* _Problems and tasks_
1. According to the article on the Opals, which team beat Australia in the opening game of the Paris tournament?
2. Copy the part of the article on the Opals that runs from "Four years later, in" up to and including "Americans won resoundingly.".

* _Passage to read_
○ ○ ○ ○

Australia’s Opals vow to break US hoodoo in Olympic basketball semi-final

Opals star Lauren Jackson has vowed to reverse 30 years of defeats to Team USA in the 2024 Paris Olympics semi-final on Friday.
Opals star Lauren Jackson has vowed to reverse 30 years of defeats to Team USA in the 2024 Paris Olympics semi-final on Friday. Photograph: Brian Snyder/Reuters

For almost three decades, the Americans have been an ever-present obstacle standing between the Australian women’s basketball team and greatness. At the Atlanta 1996 Olympics, the United States defeated Australia in the semi-finals (the Opals subsequently won their first-ever Olympic bronze). In the gold medal match at Sydney 2000, one of the last events of the home Games for Australia, it was the USA who spoiled the party, with an emphatic 22-point win.

Four years later, in Athens, the gold medal rematch saw the same result – although the Opals reduced the losing margin to 11 points. Another Olympics, another loss to the USA. At the Beijing Games in 2008, the Australians were forced to settle for their third consecutive silver medal, behind the Americans. In London, the teams met in the semi-final: another American victory, the Opals going on to claim bronze. An early exit in Rio spared the Australians yet another encounter with the USA. Normalcy was restored in Tokyo: the nations faced each other in the quarter-finals, and the Americans won resoundingly.

So when Opals veteran Lauren Jackson was asked about an impending semi-final encounter with the Americans, she offered a wry smile. “We’ve had great tussles with them over the years,” said the basketball legend, in Paris for her fifth Olympics. “Obviously we would have loved to play them in the gold medal match.”

Instead, on Friday, the nations will meet once more at Bercy Arena in the semi-final. The fact the basketball heavyweights are meeting in the penultimate round, and not the gold medal match, is down to Australia: they were defeated by Nigeria in the opening game, meaning the Opals progressed from the pool as the second ranked team. But the team’s rapid improvement since, culminating with a dominant victory over Serbia on Wednesday, has left Australian fans dreaming. Is this the Olympics where the Opals finally slay the American dragon and win gold?

○ ○ ○ ○

(Extracted records)
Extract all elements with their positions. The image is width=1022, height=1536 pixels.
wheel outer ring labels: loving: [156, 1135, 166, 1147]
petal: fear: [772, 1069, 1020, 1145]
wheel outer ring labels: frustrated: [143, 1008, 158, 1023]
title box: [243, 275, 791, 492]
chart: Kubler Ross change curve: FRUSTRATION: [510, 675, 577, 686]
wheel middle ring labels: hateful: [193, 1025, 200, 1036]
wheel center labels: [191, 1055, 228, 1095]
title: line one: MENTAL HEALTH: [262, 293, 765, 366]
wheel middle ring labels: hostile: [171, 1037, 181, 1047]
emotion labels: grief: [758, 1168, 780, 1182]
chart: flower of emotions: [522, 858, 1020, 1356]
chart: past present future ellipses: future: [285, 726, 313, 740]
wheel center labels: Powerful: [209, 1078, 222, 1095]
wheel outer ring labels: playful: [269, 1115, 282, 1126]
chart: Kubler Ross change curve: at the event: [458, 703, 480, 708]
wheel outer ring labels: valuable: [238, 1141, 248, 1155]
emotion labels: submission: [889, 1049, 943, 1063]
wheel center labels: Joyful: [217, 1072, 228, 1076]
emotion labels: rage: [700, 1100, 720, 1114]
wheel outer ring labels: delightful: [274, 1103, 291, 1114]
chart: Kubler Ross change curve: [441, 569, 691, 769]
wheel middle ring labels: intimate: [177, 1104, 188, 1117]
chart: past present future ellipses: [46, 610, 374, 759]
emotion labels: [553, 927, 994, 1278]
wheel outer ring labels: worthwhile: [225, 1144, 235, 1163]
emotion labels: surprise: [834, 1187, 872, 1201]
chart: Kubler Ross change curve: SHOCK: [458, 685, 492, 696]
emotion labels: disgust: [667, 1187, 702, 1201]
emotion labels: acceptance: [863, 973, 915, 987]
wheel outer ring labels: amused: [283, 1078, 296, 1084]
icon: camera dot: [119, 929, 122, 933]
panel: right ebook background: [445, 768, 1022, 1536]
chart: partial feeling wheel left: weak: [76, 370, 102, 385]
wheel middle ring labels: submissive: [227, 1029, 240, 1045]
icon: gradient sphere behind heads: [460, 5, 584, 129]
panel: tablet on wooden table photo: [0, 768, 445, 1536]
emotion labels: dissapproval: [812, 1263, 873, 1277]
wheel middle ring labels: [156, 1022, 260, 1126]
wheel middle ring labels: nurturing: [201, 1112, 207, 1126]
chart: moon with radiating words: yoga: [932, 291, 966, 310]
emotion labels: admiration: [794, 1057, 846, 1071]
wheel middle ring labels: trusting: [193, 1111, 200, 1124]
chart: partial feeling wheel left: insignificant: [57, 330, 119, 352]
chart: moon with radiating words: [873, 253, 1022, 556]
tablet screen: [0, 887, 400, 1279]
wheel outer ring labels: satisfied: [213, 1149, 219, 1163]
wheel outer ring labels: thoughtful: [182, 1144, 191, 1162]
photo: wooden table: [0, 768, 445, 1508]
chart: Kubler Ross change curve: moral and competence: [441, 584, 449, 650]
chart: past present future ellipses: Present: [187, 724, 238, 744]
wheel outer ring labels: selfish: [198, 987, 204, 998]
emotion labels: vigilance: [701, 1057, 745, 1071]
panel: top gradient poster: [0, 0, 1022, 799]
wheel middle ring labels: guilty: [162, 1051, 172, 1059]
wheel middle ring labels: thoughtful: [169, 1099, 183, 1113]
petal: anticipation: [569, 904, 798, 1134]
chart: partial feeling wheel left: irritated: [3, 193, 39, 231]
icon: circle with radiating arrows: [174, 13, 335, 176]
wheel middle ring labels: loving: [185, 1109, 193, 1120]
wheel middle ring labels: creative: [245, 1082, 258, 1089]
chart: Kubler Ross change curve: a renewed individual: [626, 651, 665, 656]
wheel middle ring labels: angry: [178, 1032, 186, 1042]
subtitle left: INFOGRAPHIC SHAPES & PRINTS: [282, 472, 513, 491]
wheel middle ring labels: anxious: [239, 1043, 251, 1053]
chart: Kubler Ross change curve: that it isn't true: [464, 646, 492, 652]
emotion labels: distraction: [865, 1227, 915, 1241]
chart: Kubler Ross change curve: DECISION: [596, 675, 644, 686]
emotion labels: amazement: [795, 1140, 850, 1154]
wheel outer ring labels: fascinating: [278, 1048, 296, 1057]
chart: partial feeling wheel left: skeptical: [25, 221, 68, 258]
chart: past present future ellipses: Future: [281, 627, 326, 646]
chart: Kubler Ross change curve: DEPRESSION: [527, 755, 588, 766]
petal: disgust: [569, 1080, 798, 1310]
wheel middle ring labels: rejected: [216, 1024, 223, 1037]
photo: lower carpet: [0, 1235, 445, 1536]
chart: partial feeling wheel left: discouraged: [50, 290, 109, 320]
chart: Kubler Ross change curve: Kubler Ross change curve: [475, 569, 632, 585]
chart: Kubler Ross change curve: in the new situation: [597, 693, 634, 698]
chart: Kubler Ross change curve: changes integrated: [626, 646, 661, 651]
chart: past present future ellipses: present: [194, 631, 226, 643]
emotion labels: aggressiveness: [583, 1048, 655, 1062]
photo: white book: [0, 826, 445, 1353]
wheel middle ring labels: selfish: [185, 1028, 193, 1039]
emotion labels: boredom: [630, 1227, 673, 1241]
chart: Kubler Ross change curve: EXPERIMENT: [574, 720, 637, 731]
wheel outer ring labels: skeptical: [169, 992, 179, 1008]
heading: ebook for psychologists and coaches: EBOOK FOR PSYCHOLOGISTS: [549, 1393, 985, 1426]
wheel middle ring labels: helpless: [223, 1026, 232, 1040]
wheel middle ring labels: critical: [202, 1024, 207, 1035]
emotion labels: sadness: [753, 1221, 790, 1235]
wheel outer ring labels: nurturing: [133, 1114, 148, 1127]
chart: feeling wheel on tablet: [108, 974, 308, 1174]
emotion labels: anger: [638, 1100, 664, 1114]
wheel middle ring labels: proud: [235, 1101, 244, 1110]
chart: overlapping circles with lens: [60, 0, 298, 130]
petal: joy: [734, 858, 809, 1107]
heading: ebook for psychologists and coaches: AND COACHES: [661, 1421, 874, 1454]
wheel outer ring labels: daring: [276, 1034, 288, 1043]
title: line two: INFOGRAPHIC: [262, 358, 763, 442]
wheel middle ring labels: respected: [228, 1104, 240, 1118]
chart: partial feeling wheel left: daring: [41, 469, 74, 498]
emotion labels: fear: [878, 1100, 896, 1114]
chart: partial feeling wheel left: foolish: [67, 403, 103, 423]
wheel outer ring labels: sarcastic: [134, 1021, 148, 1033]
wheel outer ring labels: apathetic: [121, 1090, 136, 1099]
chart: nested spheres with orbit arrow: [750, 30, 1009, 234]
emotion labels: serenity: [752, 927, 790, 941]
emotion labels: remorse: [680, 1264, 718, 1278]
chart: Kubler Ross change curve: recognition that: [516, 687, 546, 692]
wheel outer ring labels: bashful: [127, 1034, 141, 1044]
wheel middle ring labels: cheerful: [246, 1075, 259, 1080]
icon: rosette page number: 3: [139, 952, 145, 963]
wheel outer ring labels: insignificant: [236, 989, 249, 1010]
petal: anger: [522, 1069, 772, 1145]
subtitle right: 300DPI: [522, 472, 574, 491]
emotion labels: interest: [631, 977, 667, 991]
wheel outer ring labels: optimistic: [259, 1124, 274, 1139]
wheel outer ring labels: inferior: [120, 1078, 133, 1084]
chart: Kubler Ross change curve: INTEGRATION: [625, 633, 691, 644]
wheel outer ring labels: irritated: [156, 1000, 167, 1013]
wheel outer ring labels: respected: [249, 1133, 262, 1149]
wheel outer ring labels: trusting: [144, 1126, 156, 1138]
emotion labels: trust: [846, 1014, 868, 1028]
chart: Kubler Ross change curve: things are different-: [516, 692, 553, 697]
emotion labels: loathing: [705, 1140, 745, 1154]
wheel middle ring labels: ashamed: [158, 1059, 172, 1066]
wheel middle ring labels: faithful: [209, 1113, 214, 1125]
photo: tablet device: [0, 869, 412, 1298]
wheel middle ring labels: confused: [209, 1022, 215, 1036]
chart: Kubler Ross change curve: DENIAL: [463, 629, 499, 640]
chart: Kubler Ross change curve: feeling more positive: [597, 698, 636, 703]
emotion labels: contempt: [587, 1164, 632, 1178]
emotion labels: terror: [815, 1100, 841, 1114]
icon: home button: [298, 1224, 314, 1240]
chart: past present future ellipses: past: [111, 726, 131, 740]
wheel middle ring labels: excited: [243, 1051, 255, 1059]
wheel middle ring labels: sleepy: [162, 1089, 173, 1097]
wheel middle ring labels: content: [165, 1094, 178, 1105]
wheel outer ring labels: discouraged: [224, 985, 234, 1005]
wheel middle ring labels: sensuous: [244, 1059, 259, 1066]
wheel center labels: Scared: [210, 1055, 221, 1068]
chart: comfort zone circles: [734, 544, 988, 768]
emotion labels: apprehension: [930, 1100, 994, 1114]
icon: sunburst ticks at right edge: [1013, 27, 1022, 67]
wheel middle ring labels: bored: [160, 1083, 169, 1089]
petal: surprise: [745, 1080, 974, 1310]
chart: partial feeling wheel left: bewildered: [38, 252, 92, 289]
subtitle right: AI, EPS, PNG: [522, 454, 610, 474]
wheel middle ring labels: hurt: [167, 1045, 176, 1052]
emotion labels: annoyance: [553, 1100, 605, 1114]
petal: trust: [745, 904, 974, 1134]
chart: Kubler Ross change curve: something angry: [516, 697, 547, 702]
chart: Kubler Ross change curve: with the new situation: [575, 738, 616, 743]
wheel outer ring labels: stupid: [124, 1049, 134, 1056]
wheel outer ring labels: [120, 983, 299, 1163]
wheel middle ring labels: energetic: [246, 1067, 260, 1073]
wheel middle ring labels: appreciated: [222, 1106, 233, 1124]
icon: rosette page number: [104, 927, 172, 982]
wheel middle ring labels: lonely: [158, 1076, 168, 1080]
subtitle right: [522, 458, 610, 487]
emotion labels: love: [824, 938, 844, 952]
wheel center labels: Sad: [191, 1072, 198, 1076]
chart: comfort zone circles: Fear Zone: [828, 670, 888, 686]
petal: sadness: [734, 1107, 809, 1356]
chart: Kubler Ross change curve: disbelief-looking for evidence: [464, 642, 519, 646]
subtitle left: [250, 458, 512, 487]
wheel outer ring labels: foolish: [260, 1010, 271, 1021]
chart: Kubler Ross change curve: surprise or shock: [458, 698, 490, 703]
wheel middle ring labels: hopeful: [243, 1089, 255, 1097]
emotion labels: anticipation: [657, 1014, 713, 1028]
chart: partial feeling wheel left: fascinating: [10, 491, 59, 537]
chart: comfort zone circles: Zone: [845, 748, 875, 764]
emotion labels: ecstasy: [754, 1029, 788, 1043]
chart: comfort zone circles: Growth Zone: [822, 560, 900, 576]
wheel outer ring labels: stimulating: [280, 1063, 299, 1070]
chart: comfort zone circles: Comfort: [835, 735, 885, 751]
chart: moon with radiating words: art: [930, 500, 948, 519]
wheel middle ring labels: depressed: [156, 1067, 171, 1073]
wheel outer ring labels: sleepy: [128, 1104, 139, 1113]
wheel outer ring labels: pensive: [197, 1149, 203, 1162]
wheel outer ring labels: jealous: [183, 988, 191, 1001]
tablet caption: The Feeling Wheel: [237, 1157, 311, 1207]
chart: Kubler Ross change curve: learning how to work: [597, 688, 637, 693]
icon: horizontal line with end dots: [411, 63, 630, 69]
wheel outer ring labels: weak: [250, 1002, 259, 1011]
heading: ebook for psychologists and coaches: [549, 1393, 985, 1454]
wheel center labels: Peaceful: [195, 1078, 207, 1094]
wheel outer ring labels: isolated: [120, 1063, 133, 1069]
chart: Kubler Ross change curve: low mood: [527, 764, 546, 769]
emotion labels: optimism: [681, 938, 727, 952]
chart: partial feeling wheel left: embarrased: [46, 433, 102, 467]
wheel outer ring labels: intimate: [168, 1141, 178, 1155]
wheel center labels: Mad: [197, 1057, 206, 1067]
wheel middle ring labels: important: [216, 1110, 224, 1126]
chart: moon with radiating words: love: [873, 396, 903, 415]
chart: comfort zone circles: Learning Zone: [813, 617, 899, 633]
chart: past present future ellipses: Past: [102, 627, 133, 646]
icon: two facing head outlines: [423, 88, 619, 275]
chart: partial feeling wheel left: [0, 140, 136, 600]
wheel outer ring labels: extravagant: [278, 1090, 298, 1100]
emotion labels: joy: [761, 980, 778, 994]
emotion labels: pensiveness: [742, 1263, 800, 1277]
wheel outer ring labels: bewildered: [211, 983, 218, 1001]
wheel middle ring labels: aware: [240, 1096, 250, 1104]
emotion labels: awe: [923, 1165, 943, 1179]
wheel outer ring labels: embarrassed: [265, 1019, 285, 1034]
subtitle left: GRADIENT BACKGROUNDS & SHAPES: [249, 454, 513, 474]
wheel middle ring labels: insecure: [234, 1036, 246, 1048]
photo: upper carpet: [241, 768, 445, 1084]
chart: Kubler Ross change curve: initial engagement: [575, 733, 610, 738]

○ ○ ○ ○

* _Task solutions_
1. Nigeria

2.
Four years later, in Athens, the gold medal rematch saw the same result – although the Opals reduced the losing margin to 11 points. Another Olympics, another loss to the USA. At the Beijing Games in 2008, the Australians were forced to settle for their third consecutive silver medal, behind the Americans. In London, the teams met in the semi-final: another American victory, the Opals going on to claim bronze. An early exit in Rio spared the Australians yet another encounter with the USA. Normalcy was restored in Tokyo: the nations faced each other in the quarter-finals, and the Americans won resoundingly.